*DO THIS*
Which lines below hold the word "JSON"? Report each one.

(A block of data)
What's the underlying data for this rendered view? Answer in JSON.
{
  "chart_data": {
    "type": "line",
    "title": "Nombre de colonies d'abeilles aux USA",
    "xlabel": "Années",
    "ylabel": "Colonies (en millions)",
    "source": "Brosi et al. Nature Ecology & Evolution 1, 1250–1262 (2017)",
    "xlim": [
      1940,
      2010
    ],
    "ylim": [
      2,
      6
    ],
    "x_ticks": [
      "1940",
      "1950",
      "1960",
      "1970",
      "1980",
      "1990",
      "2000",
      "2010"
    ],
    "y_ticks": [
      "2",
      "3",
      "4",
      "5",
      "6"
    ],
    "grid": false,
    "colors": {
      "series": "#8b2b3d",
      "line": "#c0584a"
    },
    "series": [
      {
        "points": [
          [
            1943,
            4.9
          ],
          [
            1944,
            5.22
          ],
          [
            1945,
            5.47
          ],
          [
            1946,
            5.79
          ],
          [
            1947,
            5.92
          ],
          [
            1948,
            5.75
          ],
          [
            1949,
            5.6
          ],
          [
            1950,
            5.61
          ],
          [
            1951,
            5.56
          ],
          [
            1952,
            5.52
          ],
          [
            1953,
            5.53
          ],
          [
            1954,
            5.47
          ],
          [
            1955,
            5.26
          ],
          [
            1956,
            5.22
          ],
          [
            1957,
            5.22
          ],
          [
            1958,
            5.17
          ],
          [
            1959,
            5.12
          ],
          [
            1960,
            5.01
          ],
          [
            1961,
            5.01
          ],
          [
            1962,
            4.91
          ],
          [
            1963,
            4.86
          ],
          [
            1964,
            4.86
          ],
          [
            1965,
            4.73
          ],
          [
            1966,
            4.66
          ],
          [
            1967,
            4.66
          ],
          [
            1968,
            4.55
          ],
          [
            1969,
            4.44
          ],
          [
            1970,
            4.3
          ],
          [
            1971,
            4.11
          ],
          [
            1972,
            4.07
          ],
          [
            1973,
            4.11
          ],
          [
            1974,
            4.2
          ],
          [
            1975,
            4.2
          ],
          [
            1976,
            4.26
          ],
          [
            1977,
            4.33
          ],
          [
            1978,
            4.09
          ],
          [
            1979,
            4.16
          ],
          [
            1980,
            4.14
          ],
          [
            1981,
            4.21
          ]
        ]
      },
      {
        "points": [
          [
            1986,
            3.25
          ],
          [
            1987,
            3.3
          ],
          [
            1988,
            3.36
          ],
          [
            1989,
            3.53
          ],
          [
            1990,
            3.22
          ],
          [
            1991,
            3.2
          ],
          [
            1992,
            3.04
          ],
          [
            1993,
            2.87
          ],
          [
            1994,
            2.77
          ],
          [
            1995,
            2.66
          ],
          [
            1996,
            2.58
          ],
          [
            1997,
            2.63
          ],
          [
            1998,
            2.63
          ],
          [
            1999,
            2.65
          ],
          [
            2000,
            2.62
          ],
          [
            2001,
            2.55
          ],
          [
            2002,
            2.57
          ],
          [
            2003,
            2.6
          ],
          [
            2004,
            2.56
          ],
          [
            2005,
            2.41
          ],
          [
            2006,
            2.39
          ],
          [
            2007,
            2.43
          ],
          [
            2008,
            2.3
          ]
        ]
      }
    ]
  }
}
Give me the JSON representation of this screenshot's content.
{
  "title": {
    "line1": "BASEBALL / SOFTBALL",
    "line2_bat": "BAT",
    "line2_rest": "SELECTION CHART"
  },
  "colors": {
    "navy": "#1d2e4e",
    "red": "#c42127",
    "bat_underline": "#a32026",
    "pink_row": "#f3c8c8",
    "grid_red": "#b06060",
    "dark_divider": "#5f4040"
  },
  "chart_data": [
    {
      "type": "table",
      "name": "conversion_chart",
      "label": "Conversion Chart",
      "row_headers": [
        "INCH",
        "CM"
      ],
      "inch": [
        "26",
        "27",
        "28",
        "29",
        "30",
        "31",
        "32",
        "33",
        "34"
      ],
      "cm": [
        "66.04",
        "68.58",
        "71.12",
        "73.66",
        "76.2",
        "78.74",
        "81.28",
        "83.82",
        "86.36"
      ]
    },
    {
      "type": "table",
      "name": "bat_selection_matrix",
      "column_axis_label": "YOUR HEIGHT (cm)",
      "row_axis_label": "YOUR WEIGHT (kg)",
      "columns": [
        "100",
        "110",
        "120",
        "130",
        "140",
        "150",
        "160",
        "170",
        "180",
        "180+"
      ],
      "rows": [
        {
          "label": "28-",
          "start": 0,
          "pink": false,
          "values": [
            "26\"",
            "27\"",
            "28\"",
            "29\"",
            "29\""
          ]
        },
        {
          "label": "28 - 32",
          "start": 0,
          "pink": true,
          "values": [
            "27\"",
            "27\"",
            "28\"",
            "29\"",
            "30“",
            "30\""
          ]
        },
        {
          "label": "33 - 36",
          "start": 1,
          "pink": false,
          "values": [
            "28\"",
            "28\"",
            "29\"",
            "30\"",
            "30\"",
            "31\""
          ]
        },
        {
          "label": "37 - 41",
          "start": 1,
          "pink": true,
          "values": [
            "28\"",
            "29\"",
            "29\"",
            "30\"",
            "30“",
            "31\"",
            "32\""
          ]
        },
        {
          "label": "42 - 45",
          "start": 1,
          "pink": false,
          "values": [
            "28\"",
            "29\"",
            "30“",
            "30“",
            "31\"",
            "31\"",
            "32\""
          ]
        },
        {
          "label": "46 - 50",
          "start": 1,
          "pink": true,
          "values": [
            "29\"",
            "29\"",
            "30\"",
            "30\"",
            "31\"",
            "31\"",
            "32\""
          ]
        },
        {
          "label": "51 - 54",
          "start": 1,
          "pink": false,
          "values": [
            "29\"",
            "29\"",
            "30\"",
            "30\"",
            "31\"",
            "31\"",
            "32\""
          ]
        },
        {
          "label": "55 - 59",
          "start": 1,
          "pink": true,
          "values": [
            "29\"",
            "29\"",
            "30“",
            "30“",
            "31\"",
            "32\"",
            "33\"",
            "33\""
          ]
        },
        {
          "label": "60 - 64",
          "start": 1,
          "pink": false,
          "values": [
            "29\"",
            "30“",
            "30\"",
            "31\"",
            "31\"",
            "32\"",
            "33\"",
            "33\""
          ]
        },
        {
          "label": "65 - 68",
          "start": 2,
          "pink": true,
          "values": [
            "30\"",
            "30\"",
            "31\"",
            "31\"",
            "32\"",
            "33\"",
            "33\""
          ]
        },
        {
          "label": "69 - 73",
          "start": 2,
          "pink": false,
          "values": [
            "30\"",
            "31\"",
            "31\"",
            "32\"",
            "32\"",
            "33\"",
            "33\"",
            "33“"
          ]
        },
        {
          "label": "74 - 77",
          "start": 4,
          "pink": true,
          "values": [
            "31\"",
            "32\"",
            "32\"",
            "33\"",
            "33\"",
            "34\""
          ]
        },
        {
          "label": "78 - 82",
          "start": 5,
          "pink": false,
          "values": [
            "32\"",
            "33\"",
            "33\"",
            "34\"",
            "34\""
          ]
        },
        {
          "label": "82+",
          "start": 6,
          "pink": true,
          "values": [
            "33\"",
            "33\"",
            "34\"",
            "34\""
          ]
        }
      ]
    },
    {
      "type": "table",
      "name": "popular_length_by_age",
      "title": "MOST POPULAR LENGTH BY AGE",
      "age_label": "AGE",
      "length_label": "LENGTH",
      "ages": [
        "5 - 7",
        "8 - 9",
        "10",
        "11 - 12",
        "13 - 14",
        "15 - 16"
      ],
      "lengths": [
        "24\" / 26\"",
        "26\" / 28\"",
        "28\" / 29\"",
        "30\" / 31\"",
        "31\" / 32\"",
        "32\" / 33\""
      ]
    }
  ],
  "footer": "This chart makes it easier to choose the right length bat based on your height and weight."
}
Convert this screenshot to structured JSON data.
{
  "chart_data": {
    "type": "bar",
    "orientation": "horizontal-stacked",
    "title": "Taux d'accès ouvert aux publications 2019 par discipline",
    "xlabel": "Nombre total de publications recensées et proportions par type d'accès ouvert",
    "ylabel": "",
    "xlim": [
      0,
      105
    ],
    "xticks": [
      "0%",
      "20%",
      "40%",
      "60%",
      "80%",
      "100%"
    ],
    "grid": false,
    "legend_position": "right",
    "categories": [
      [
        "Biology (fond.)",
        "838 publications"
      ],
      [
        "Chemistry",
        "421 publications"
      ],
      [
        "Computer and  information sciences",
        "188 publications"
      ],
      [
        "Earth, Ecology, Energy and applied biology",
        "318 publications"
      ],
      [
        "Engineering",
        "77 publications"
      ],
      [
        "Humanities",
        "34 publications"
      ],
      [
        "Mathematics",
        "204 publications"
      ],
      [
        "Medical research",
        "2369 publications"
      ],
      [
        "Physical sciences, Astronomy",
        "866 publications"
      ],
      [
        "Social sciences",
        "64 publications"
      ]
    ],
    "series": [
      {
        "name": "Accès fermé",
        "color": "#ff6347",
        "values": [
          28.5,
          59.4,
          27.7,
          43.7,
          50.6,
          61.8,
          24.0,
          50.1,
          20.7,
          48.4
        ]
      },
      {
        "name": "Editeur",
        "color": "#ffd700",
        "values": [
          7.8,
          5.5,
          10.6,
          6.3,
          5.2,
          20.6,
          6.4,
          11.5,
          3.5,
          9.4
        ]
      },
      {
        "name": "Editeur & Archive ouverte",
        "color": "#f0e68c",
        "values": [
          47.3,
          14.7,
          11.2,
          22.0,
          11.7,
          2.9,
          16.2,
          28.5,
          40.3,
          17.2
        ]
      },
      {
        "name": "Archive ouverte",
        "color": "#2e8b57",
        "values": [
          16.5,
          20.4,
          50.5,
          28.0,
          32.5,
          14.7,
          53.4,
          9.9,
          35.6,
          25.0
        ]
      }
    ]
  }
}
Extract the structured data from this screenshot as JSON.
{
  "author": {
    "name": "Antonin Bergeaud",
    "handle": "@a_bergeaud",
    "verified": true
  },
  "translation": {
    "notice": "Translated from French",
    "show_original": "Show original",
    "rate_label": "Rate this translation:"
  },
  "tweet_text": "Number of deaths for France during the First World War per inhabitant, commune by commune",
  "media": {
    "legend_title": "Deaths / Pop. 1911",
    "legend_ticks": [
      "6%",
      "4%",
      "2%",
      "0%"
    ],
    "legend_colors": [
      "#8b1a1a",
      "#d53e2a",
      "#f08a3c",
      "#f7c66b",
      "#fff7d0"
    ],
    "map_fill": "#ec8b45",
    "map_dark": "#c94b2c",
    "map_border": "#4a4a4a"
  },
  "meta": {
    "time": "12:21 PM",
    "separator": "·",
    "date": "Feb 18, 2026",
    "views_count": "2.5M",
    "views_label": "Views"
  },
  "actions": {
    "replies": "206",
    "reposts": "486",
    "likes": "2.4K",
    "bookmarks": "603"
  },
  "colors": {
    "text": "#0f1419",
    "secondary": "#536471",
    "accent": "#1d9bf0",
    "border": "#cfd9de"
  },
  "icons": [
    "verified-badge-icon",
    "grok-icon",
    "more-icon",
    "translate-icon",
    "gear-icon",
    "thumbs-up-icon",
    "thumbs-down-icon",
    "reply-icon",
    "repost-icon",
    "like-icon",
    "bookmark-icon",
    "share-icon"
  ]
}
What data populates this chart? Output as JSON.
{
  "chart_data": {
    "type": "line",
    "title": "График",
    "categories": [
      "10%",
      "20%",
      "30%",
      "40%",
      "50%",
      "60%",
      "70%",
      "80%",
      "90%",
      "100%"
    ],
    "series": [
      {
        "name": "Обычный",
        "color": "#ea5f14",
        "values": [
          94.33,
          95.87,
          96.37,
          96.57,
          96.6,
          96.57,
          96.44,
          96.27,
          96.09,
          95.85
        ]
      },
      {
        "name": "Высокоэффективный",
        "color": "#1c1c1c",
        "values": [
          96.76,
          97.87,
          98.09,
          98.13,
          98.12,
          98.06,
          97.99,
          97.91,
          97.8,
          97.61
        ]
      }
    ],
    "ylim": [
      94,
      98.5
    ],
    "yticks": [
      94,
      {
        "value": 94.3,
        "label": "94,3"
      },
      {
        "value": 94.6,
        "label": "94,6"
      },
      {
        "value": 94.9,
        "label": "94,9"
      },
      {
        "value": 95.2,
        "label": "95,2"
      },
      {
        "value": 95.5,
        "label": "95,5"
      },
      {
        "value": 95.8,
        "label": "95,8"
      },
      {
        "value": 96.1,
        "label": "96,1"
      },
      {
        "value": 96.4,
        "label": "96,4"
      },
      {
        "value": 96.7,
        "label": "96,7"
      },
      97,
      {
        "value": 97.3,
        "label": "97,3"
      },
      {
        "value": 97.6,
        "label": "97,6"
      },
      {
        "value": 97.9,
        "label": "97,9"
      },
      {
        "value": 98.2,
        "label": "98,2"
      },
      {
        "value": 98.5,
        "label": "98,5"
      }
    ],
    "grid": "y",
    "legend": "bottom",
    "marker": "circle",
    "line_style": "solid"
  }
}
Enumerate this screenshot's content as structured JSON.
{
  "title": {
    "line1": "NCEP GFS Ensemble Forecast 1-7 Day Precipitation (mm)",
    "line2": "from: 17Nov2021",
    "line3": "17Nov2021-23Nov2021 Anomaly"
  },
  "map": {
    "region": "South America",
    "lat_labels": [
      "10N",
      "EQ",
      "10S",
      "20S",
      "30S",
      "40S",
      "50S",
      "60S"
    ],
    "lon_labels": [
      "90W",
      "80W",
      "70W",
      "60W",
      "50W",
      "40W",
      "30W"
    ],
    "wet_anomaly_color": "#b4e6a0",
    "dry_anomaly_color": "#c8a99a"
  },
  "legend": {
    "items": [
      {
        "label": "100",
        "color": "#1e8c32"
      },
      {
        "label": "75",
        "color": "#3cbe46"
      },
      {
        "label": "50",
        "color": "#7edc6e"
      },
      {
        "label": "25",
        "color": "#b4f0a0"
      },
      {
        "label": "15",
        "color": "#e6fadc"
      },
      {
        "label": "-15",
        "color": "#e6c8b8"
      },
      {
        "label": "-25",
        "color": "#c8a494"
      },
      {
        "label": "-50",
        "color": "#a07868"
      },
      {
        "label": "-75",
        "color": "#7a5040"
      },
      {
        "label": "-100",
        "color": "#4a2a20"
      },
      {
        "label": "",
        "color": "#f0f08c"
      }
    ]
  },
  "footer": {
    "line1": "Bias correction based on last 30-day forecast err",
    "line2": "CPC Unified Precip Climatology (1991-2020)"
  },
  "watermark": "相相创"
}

*EXERCISE OUTPUT*
What's the underlying data for this rendered view? Answer in JSON.
Give me the JSON representation of this screenshot's content.
Convert this screenshot to structured JSON data.
Extract the structured data from this screenshot as JSON.
What data populates this chart? Output as JSON.
Enumerate this screenshot's content as structured JSON.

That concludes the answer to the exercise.